» **Dataset records**:
## start

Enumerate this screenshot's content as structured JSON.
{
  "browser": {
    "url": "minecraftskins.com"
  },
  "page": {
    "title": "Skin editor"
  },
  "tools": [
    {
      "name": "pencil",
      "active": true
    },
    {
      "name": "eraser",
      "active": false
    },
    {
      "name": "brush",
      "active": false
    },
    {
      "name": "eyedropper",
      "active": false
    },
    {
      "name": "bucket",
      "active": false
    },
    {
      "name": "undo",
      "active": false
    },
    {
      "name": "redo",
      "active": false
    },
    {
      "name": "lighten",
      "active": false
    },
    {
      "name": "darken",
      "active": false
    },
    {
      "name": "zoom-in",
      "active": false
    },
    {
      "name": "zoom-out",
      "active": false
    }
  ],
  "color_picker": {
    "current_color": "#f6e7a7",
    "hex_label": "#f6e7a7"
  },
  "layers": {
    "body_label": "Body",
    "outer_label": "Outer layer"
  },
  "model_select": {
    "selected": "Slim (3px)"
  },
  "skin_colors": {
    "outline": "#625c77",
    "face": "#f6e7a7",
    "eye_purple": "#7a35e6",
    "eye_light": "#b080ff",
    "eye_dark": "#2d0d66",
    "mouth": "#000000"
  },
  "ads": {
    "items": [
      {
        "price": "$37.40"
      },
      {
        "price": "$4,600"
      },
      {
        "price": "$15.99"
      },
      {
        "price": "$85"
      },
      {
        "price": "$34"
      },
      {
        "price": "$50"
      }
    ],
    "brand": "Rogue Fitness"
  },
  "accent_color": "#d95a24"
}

## end

» **DIRECTION**: Take every line from the data above that holds "name" and copy it out.

» **SOLUTION TO THIS EXERCISE**:
      "name": "pencil",
      "name": "eraser",
      "name": "brush",
      "name": "eyedropper",
      "name": "bucket",
      "name": "undo",
      "name": "redo",
      "name": "lighten",
      "name": "darken",
      "name": "zoom-in",
      "name": "zoom-out",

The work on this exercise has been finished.